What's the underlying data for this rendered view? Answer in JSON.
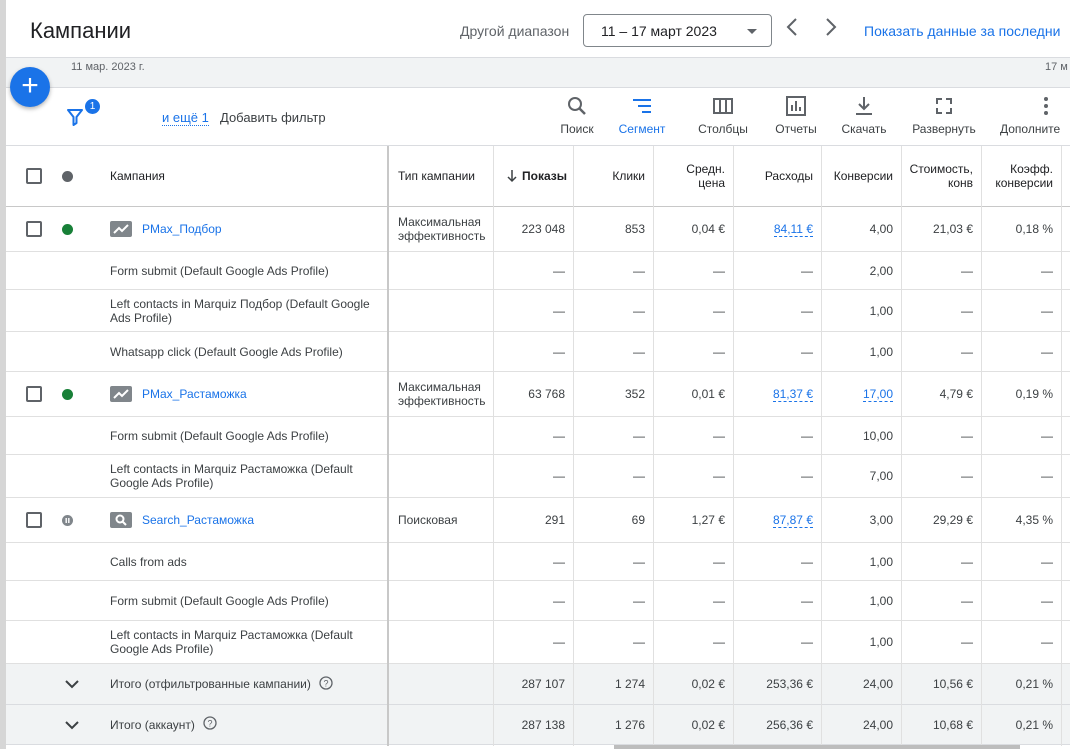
{
  "header": {
    "title": "Кампании",
    "range_label": "Другой диапазон",
    "date_range": "11 – 17 март 2023",
    "show_data": "Показать данные за последни"
  },
  "dateline": {
    "start": "11 мар. 2023 г.",
    "end": "17 м"
  },
  "fab": {
    "label": "+"
  },
  "filter": {
    "badge": "1",
    "more": "и ещё 1",
    "add": "Добавить фильтр"
  },
  "toolbar": {
    "search": "Поиск",
    "segment": "Сегмент",
    "columns": "Столбцы",
    "reports": "Отчеты",
    "download": "Скачать",
    "expand": "Развернуть",
    "more": "Дополните"
  },
  "columns": {
    "campaign": "Кампания",
    "type": "Тип кампании",
    "impressions": "Показы",
    "clicks": "Клики",
    "avg_price_1": "Средн.",
    "avg_price_2": "цена",
    "cost": "Расходы",
    "conversions": "Конверсии",
    "cost_conv_1": "Стоимость,",
    "cost_conv_2": "конв",
    "conv_rate_1": "Коэфф.",
    "conv_rate_2": "конверсии"
  },
  "rows": [
    {
      "kind": "campaign",
      "name": "PMax_Подбор",
      "type1": "Максимальная",
      "type2": "эффективность",
      "impr": "223 048",
      "clicks": "853",
      "avg": "0,04 €",
      "cost": "84,11 €",
      "conv": "4,00",
      "cpc": "21,03 €",
      "rate": "0,18 %",
      "status": "active",
      "icon": "pmax-icon"
    },
    {
      "kind": "sub",
      "name1": "Form submit (Default Google Ads Profile)",
      "name2": "",
      "impr": "—",
      "clicks": "—",
      "avg": "—",
      "cost": "—",
      "conv": "2,00",
      "cpc": "—",
      "rate": "—"
    },
    {
      "kind": "sub",
      "name1": "Left contacts in Marquiz Подбор (Default Google",
      "name2": "Ads Profile)",
      "impr": "—",
      "clicks": "—",
      "avg": "—",
      "cost": "—",
      "conv": "1,00",
      "cpc": "—",
      "rate": "—"
    },
    {
      "kind": "sub",
      "name1": "Whatsapp click (Default Google Ads Profile)",
      "name2": "",
      "impr": "—",
      "clicks": "—",
      "avg": "—",
      "cost": "—",
      "conv": "1,00",
      "cpc": "—",
      "rate": "—"
    },
    {
      "kind": "campaign",
      "name": "PMax_Растаможка",
      "type1": "Максимальная",
      "type2": "эффективность",
      "impr": "63 768",
      "clicks": "352",
      "avg": "0,01 €",
      "cost": "81,37 €",
      "conv": "17,00",
      "cpc": "4,79 €",
      "rate": "0,19 %",
      "status": "active",
      "icon": "pmax-icon",
      "conv_link": true
    },
    {
      "kind": "sub",
      "name1": "Form submit (Default Google Ads Profile)",
      "name2": "",
      "impr": "—",
      "clicks": "—",
      "avg": "—",
      "cost": "—",
      "conv": "10,00",
      "cpc": "—",
      "rate": "—"
    },
    {
      "kind": "sub",
      "name1": "Left contacts in Marquiz Растаможка (Default",
      "name2": "Google Ads Profile)",
      "impr": "—",
      "clicks": "—",
      "avg": "—",
      "cost": "—",
      "conv": "7,00",
      "cpc": "—",
      "rate": "—"
    },
    {
      "kind": "campaign",
      "name": "Search_Растаможка",
      "type1": "Поисковая",
      "type2": "",
      "impr": "291",
      "clicks": "69",
      "avg": "1,27 €",
      "cost": "87,87 €",
      "conv": "3,00",
      "cpc": "29,29 €",
      "rate": "4,35 %",
      "status": "paused",
      "icon": "search-campaign-icon"
    },
    {
      "kind": "sub",
      "name1": "Calls from ads",
      "name2": "",
      "impr": "—",
      "clicks": "—",
      "avg": "—",
      "cost": "—",
      "conv": "1,00",
      "cpc": "—",
      "rate": "—"
    },
    {
      "kind": "sub",
      "name1": "Form submit (Default Google Ads Profile)",
      "name2": "",
      "impr": "—",
      "clicks": "—",
      "avg": "—",
      "cost": "—",
      "conv": "1,00",
      "cpc": "—",
      "rate": "—"
    },
    {
      "kind": "sub",
      "name1": "Left contacts in Marquiz Растаможка (Default",
      "name2": "Google Ads Profile)",
      "impr": "—",
      "clicks": "—",
      "avg": "—",
      "cost": "—",
      "conv": "1,00",
      "cpc": "—",
      "rate": "—"
    }
  ],
  "totals": [
    {
      "label": "Итого (отфильтрованные кампании)",
      "impr": "287 107",
      "clicks": "1 274",
      "avg": "0,02 €",
      "cost": "253,36 €",
      "conv": "24,00",
      "cpc": "10,56 €",
      "rate": "0,21 %"
    },
    {
      "label": "Итого (аккаунт)",
      "impr": "287 138",
      "clicks": "1 276",
      "avg": "0,02 €",
      "cost": "256,36 €",
      "conv": "24,00",
      "cpc": "10,68 €",
      "rate": "0,21 %"
    }
  ],
  "colors": {
    "accent": "#1a73e8",
    "active": "#188038",
    "paused": "#80868b"
  }
}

☆ ☆ ☆

Write out each entry exactly as given, but skip the pictures.

→ Task solution
What's the underlying data for this rendered view? Answer in JSON.
{
  "header": {
    "title": "Кампании",
    "range_label": "Другой диапазон",
    "date_range": "11 – 17 март 2023",
    "show_data": "Показать данные за последни"
  },
  "dateline": {
    "start": "11 мар. 2023 г.",
    "end": "17 м"
  },
  "fab": {
    "label": "+"
  },
  "filter": {
    "badge": "1",
    "more": "и ещё 1",
    "add": "Добавить фильтр"
  },
  "toolbar": {
    "search": "Поиск",
    "segment": "Сегмент",
    "columns": "Столбцы",
    "reports": "Отчеты",
    "download": "Скачать",
    "expand": "Развернуть",
    "more": "Дополните"
  },
  "columns": {
    "campaign": "Кампания",
    "type": "Тип кампании",
    "impressions": "Показы",
    "clicks": "Клики",
    "avg_price_1": "Средн.",
    "avg_price_2": "цена",
    "cost": "Расходы",
    "conversions": "Конверсии",
    "cost_conv_1": "Стоимость,",
    "cost_conv_2": "конв",
    "conv_rate_1": "Коэфф.",
    "conv_rate_2": "конверсии"
  },
  "rows": [
    {
      "kind": "campaign",
      "name": "PMax_Подбор",
      "type1": "Максимальная",
      "type2": "эффективность",
      "impr": "223 048",
      "clicks": "853",
      "avg": "0,04 €",
      "cost": "84,11 €",
      "conv": "4,00",
      "cpc": "21,03 €",
      "rate": "0,18 %",
      "status": "active",
      "icon": "pmax-icon"
    },
    {
      "kind": "sub",
      "name1": "Form submit (Default Google Ads Profile)",
      "name2": "",
      "impr": "—",
      "clicks": "—",
      "avg": "—",
      "cost": "—",
      "conv": "2,00",
      "cpc": "—",
      "rate": "—"
    },
    {
      "kind": "sub",
      "name1": "Left contacts in Marquiz Подбор (Default Google",
      "name2": "Ads Profile)",
      "impr": "—",
      "clicks": "—",
      "avg": "—",
      "cost": "—",
      "conv": "1,00",
      "cpc": "—",
      "rate": "—"
    },
    {
      "kind": "sub",
      "name1": "Whatsapp click (Default Google Ads Profile)",
      "name2": "",
      "impr": "—",
      "clicks": "—",
      "avg": "—",
      "cost": "—",
      "conv": "1,00",
      "cpc": "—",
      "rate": "—"
    },
    {
      "kind": "campaign",
      "name": "PMax_Растаможка",
      "type1": "Максимальная",
      "type2": "эффективность",
      "impr": "63 768",
      "clicks": "352",
      "avg": "0,01 €",
      "cost": "81,37 €",
      "conv": "17,00",
      "cpc": "4,79 €",
      "rate": "0,19 %",
      "status": "active",
      "icon": "pmax-icon",
      "conv_link": true
    },
    {
      "kind": "sub",
      "name1": "Form submit (Default Google Ads Profile)",
      "name2": "",
      "impr": "—",
      "clicks": "—",
      "avg": "—",
      "cost": "—",
      "conv": "10,00",
      "cpc": "—",
      "rate": "—"
    },
    {
      "kind": "sub",
      "name1": "Left contacts in Marquiz Растаможка (Default",
      "name2": "Google Ads Profile)",
      "impr": "—",
      "clicks": "—",
      "avg": "—",
      "cost": "—",
      "conv": "7,00",
      "cpc": "—",
      "rate": "—"
    },
    {
      "kind": "campaign",
      "name": "Search_Растаможка",
      "type1": "Поисковая",
      "type2": "",
      "impr": "291",
      "clicks": "69",
      "avg": "1,27 €",
      "cost": "87,87 €",
      "conv": "3,00",
      "cpc": "29,29 €",
      "rate": "4,35 %",
      "status": "paused",
      "icon": "search-campaign-icon"
    },
    {
      "kind": "sub",
      "name1": "Calls from ads",
      "name2": "",
      "impr": "—",
      "clicks": "—",
      "avg": "—",
      "cost": "—",
      "conv": "1,00",
      "cpc": "—",
      "rate": "—"
    },
    {
      "kind": "sub",
      "name1": "Form submit (Default Google Ads Profile)",
      "name2": "",
      "impr": "—",
      "clicks": "—",
      "avg": "—",
      "cost": "—",
      "conv": "1,00",
      "cpc": "—",
      "rate": "—"
    },
    {
      "kind": "sub",
      "name1": "Left contacts in Marquiz Растаможка (Default",
      "name2": "Google Ads Profile)",
      "impr": "—",
      "clicks": "—",
      "avg": "—",
      "cost": "—",
      "conv": "1,00",
      "cpc": "—",
      "rate": "—"
    }
  ],
  "totals": [
    {
      "label": "Итого (отфильтрованные кампании)",
      "impr": "287 107",
      "clicks": "1 274",
      "avg": "0,02 €",
      "cost": "253,36 €",
      "conv": "24,00",
      "cpc": "10,56 €",
      "rate": "0,21 %"
    },
    {
      "label": "Итого (аккаунт)",
      "impr": "287 138",
      "clicks": "1 276",
      "avg": "0,02 €",
      "cost": "256,36 €",
      "conv": "24,00",
      "cpc": "10,68 €",
      "rate": "0,21 %"
    }
  ],
  "colors": {
    "accent": "#1a73e8",
    "active": "#188038",
    "paused": "#80868b"
  }
}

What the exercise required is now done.